Records shown »

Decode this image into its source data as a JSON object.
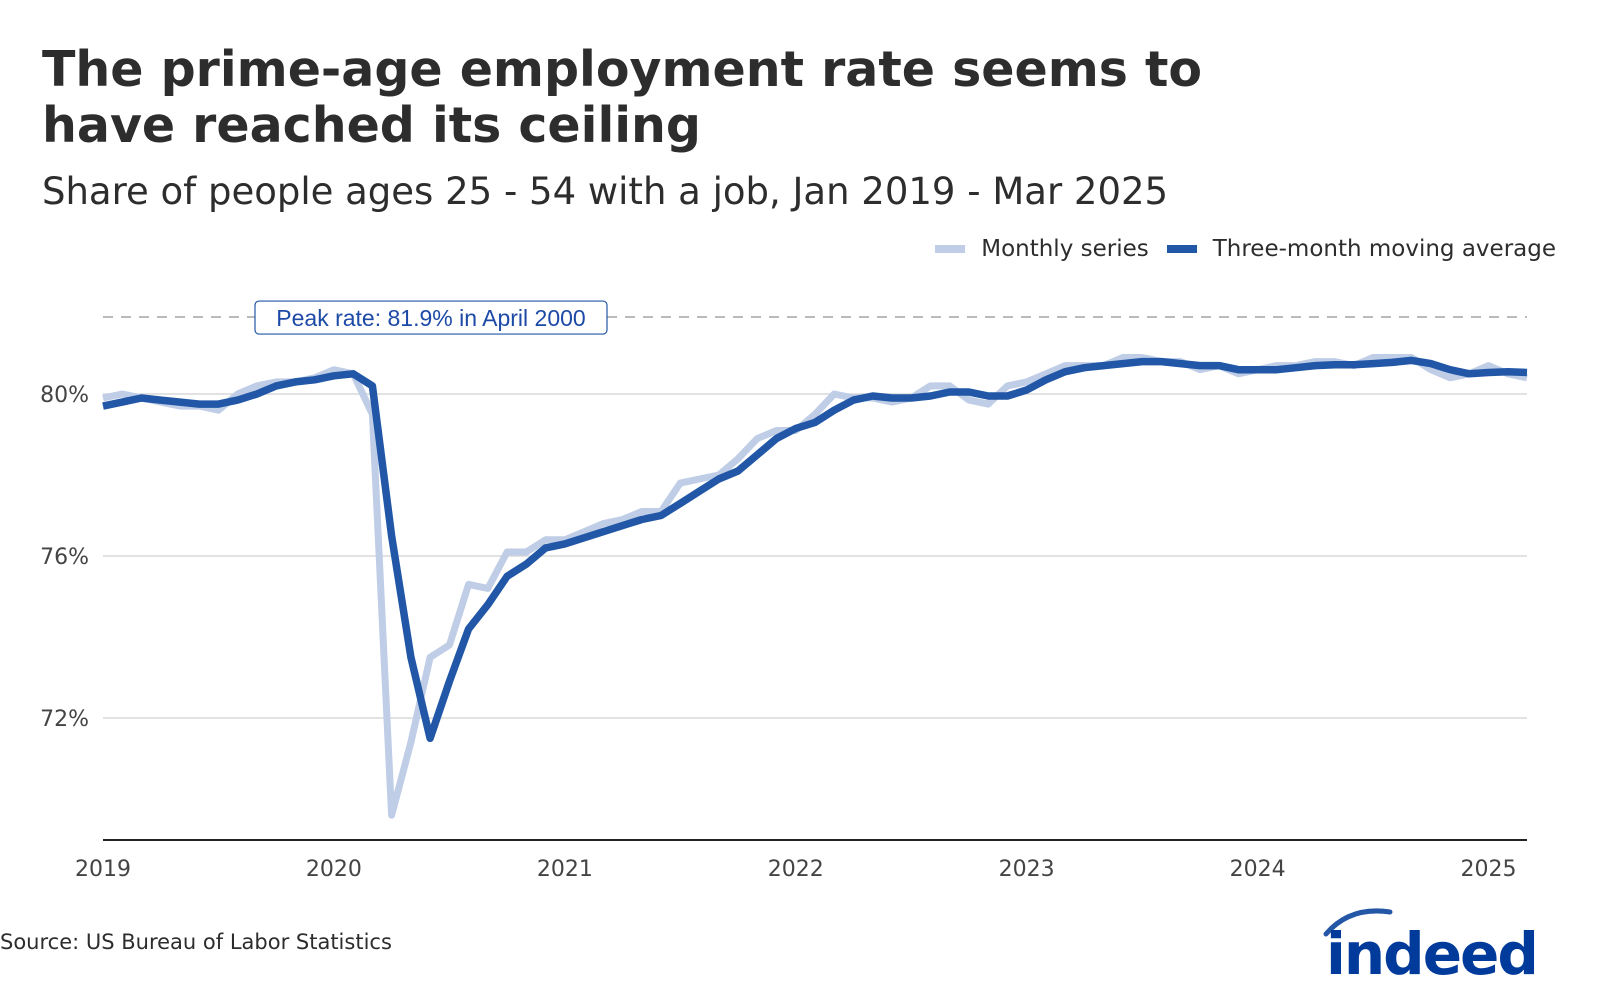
{
  "title": "The prime-age employment rate seems to have reached its ceiling",
  "subtitle": "Share of people ages 25 - 54 with a job, Jan 2019 - Mar 2025",
  "source": "Source: US Bureau of Labor Statistics",
  "logo_text": "indeed",
  "legend": [
    {
      "label": "Monthly series",
      "color": "#bfcde6"
    },
    {
      "label": "Three-month moving average",
      "color": "#2157a6"
    }
  ],
  "chart_data": {
    "type": "line",
    "title": "The prime-age employment rate seems to have reached its ceiling",
    "subtitle": "Share of people ages 25 - 54 with a job, Jan 2019 - Mar 2025",
    "x_start": "2019-01",
    "x_end": "2025-03",
    "x_ticks": [
      "2019",
      "2020",
      "2021",
      "2022",
      "2023",
      "2024",
      "2025"
    ],
    "y_ticks": [
      72,
      76,
      80
    ],
    "y_tick_labels": [
      "72%",
      "76%",
      "80%"
    ],
    "ylim": [
      69,
      82.2
    ],
    "grid": true,
    "legend_position": "top-right",
    "reference_line": {
      "value": 81.9,
      "label": "Peak rate: 81.9% in April 2000",
      "style": "dashed"
    },
    "series": [
      {
        "name": "Monthly series",
        "color": "#bfcde6",
        "values": [
          79.9,
          80.0,
          79.9,
          79.8,
          79.7,
          79.7,
          79.6,
          80.0,
          80.2,
          80.3,
          80.3,
          80.4,
          80.6,
          80.5,
          79.5,
          69.6,
          71.4,
          73.5,
          73.8,
          75.3,
          75.2,
          76.1,
          76.1,
          76.4,
          76.4,
          76.6,
          76.8,
          76.9,
          77.1,
          77.1,
          77.8,
          77.9,
          78.0,
          78.4,
          78.9,
          79.1,
          79.1,
          79.5,
          80.0,
          79.9,
          79.9,
          79.8,
          79.9,
          80.2,
          80.2,
          79.85,
          79.75,
          80.2,
          80.3,
          80.5,
          80.7,
          80.7,
          80.7,
          80.9,
          80.9,
          80.8,
          80.8,
          80.6,
          80.7,
          80.5,
          80.6,
          80.7,
          80.7,
          80.8,
          80.8,
          80.7,
          80.9,
          80.9,
          80.9,
          80.6,
          80.4,
          80.5,
          80.7,
          80.5,
          80.4
        ]
      },
      {
        "name": "Three-month moving average",
        "color": "#2157a6",
        "values": [
          79.7,
          79.8,
          79.9,
          79.85,
          79.8,
          79.75,
          79.75,
          79.85,
          80.0,
          80.2,
          80.3,
          80.35,
          80.45,
          80.5,
          80.2,
          76.5,
          73.5,
          71.5,
          72.9,
          74.2,
          74.8,
          75.5,
          75.8,
          76.2,
          76.3,
          76.45,
          76.6,
          76.75,
          76.9,
          77.0,
          77.3,
          77.6,
          77.9,
          78.1,
          78.5,
          78.9,
          79.15,
          79.3,
          79.6,
          79.85,
          79.95,
          79.9,
          79.9,
          79.95,
          80.05,
          80.05,
          79.95,
          79.95,
          80.1,
          80.35,
          80.55,
          80.65,
          80.7,
          80.75,
          80.8,
          80.8,
          80.75,
          80.7,
          80.7,
          80.6,
          80.6,
          80.6,
          80.65,
          80.7,
          80.72,
          80.72,
          80.75,
          80.78,
          80.83,
          80.75,
          80.6,
          80.5,
          80.53,
          80.55,
          80.53
        ]
      }
    ]
  }
}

Given exercise » Give the entries again without a single change, but with no pictures.

Problem solution »
Decode this image into its source data as a JSON object.
{
  "title": "The prime-age employment rate seems to have reached its ceiling",
  "subtitle": "Share of people ages 25 - 54 with a job, Jan 2019 - Mar 2025",
  "source": "Source: US Bureau of Labor Statistics",
  "logo_text": "indeed",
  "legend": [
    {
      "label": "Monthly series",
      "color": "#bfcde6"
    },
    {
      "label": "Three-month moving average",
      "color": "#2157a6"
    }
  ],
  "chart_data": {
    "type": "line",
    "title": "The prime-age employment rate seems to have reached its ceiling",
    "subtitle": "Share of people ages 25 - 54 with a job, Jan 2019 - Mar 2025",
    "x_start": "2019-01",
    "x_end": "2025-03",
    "x_ticks": [
      "2019",
      "2020",
      "2021",
      "2022",
      "2023",
      "2024",
      "2025"
    ],
    "y_ticks": [
      72,
      76,
      80
    ],
    "y_tick_labels": [
      "72%",
      "76%",
      "80%"
    ],
    "ylim": [
      69,
      82.2
    ],
    "grid": true,
    "legend_position": "top-right",
    "reference_line": {
      "value": 81.9,
      "label": "Peak rate: 81.9% in April 2000",
      "style": "dashed"
    },
    "series": [
      {
        "name": "Monthly series",
        "color": "#bfcde6",
        "values": [
          79.9,
          80.0,
          79.9,
          79.8,
          79.7,
          79.7,
          79.6,
          80.0,
          80.2,
          80.3,
          80.3,
          80.4,
          80.6,
          80.5,
          79.5,
          69.6,
          71.4,
          73.5,
          73.8,
          75.3,
          75.2,
          76.1,
          76.1,
          76.4,
          76.4,
          76.6,
          76.8,
          76.9,
          77.1,
          77.1,
          77.8,
          77.9,
          78.0,
          78.4,
          78.9,
          79.1,
          79.1,
          79.5,
          80.0,
          79.9,
          79.9,
          79.8,
          79.9,
          80.2,
          80.2,
          79.85,
          79.75,
          80.2,
          80.3,
          80.5,
          80.7,
          80.7,
          80.7,
          80.9,
          80.9,
          80.8,
          80.8,
          80.6,
          80.7,
          80.5,
          80.6,
          80.7,
          80.7,
          80.8,
          80.8,
          80.7,
          80.9,
          80.9,
          80.9,
          80.6,
          80.4,
          80.5,
          80.7,
          80.5,
          80.4
        ]
      },
      {
        "name": "Three-month moving average",
        "color": "#2157a6",
        "values": [
          79.7,
          79.8,
          79.9,
          79.85,
          79.8,
          79.75,
          79.75,
          79.85,
          80.0,
          80.2,
          80.3,
          80.35,
          80.45,
          80.5,
          80.2,
          76.5,
          73.5,
          71.5,
          72.9,
          74.2,
          74.8,
          75.5,
          75.8,
          76.2,
          76.3,
          76.45,
          76.6,
          76.75,
          76.9,
          77.0,
          77.3,
          77.6,
          77.9,
          78.1,
          78.5,
          78.9,
          79.15,
          79.3,
          79.6,
          79.85,
          79.95,
          79.9,
          79.9,
          79.95,
          80.05,
          80.05,
          79.95,
          79.95,
          80.1,
          80.35,
          80.55,
          80.65,
          80.7,
          80.75,
          80.8,
          80.8,
          80.75,
          80.7,
          80.7,
          80.6,
          80.6,
          80.6,
          80.65,
          80.7,
          80.72,
          80.72,
          80.75,
          80.78,
          80.83,
          80.75,
          80.6,
          80.5,
          80.53,
          80.55,
          80.53
        ]
      }
    ]
  }
}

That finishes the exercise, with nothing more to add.